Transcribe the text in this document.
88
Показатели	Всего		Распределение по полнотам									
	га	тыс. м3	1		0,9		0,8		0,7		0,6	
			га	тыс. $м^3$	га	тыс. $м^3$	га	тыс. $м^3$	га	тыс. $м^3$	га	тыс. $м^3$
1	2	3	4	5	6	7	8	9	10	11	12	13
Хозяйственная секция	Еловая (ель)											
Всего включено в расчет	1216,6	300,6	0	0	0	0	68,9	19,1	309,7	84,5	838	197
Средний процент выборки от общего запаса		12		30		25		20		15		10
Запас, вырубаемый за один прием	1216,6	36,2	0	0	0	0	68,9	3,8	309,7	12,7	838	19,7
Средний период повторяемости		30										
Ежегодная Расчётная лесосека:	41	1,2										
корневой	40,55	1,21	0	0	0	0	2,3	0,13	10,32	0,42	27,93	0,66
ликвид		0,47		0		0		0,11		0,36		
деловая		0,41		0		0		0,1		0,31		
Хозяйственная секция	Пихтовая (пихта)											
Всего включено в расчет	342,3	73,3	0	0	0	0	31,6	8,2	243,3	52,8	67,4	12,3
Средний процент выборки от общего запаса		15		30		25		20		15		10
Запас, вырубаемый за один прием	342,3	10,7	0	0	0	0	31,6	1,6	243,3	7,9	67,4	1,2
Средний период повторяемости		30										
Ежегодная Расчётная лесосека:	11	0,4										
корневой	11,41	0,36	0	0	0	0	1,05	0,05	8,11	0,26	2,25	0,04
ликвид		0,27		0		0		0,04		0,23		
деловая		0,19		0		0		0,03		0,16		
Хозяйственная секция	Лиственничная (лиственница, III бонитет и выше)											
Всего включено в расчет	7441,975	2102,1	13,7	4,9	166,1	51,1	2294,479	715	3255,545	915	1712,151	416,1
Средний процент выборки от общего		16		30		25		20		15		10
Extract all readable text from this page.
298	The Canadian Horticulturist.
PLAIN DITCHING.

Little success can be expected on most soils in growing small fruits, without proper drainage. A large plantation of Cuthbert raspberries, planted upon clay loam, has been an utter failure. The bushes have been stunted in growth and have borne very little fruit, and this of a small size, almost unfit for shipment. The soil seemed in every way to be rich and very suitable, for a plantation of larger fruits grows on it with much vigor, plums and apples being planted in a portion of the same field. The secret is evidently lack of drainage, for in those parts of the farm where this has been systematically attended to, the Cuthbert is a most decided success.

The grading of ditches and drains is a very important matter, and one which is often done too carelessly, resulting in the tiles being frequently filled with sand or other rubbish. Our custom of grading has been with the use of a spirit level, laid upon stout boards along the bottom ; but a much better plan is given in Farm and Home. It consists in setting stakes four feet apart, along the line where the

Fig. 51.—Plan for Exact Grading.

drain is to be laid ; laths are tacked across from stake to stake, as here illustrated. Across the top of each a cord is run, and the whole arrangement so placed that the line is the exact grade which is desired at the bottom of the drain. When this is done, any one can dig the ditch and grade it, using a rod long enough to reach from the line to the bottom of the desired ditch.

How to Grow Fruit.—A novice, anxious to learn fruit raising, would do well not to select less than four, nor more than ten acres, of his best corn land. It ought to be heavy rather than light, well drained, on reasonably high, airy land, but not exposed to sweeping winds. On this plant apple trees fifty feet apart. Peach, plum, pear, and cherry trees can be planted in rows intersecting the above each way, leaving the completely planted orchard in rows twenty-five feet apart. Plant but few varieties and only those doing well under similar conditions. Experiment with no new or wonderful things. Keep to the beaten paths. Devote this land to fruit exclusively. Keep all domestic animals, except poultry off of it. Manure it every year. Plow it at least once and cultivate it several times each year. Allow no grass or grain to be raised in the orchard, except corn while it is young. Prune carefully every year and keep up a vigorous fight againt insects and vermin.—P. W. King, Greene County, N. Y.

.....

#### [Requirement]
Provide all the records again, word for word.

#### [Exercise solution]
Transcribe the text in this document.
88
Показатели	Всего		Распределение по полнотам									
	га	тыс. м3	1		0,9		0,8		0,7		0,6	
			га	тыс. $м^3$	га	тыс. $м^3$	га	тыс. $м^3$	га	тыс. $м^3$	га	тыс. $м^3$
1	2	3	4	5	6	7	8	9	10	11	12	13
Хозяйственная секция	Еловая (ель)											
Всего включено в расчет	1216,6	300,6	0	0	0	0	68,9	19,1	309,7	84,5	838	197
Средний процент выборки от общего запаса		12		30		25		20		15		10
Запас, вырубаемый за один прием	1216,6	36,2	0	0	0	0	68,9	3,8	309,7	12,7	838	19,7
Средний период повторяемости		30										
Ежегодная Расчётная лесосека:	41	1,2										
корневой	40,55	1,21	0	0	0	0	2,3	0,13	10,32	0,42	27,93	0,66
ликвид		0,47		0		0		0,11		0,36		
деловая		0,41		0		0		0,1		0,31		
Хозяйственная секция	Пихтовая (пихта)											
Всего включено в расчет	342,3	73,3	0	0	0	0	31,6	8,2	243,3	52,8	67,4	12,3
Средний процент выборки от общего запаса		15		30		25		20		15		10
Запас, вырубаемый за один прием	342,3	10,7	0	0	0	0	31,6	1,6	243,3	7,9	67,4	1,2
Средний период повторяемости		30										
Ежегодная Расчётная лесосека:	11	0,4										
корневой	11,41	0,36	0	0	0	0	1,05	0,05	8,11	0,26	2,25	0,04
ликвид		0,27		0		0		0,04		0,23		
деловая		0,19		0		0		0,03		0,16		
Хозяйственная секция	Лиственничная (лиственница, III бонитет и выше)											
Всего включено в расчет	7441,975	2102,1	13,7	4,9	166,1	51,1	2294,479	715	3255,545	915	1712,151	416,1
Средний процент выборки от общего		16		30		25		20		15		10
Extract all readable text from this page.
298	The Canadian Horticulturist.
PLAIN DITCHING.

Little success can be expected on most soils in growing small fruits, without proper drainage. A large plantation of Cuthbert raspberries, planted upon clay loam, has been an utter failure. The bushes have been stunted in growth and have borne very little fruit, and this of a small size, almost unfit for shipment. The soil seemed in every way to be rich and very suitable, for a plantation of larger fruits grows on it with much vigor, plums and apples being planted in a portion of the same field. The secret is evidently lack of drainage, for in those parts of the farm where this has been systematically attended to, the Cuthbert is a most decided success.

The grading of ditches and drains is a very important matter, and one which is often done too carelessly, resulting in the tiles being frequently filled with sand or other rubbish. Our custom of grading has been with the use of a spirit level, laid upon stout boards along the bottom ; but a much better plan is given in Farm and Home. It consists in setting stakes four feet apart, along the line where the

Fig. 51.—Plan for Exact Grading.

drain is to be laid ; laths are tacked across from stake to stake, as here illustrated. Across the top of each a cord is run, and the whole arrangement so placed that the line is the exact grade which is desired at the bottom of the drain. When this is done, any one can dig the ditch and grade it, using a rod long enough to reach from the line to the bottom of the desired ditch.

How to Grow Fruit.—A novice, anxious to learn fruit raising, would do well not to select less than four, nor more than ten acres, of his best corn land. It ought to be heavy rather than light, well drained, on reasonably high, airy land, but not exposed to sweeping winds. On this plant apple trees fifty feet apart. Peach, plum, pear, and cherry trees can be planted in rows intersecting the above each way, leaving the completely planted orchard in rows twenty-five feet apart. Plant but few varieties and only those doing well under similar conditions. Experiment with no new or wonderful things. Keep to the beaten paths. Devote this land to fruit exclusively. Keep all domestic animals, except poultry off of it. Manure it every year. Plow it at least once and cultivate it several times each year. Allow no grass or grain to be raised in the orchard, except corn while it is young. Prune carefully every year and keep up a vigorous fight againt insects and vermin.—P. W. King, Greene County, N. Y.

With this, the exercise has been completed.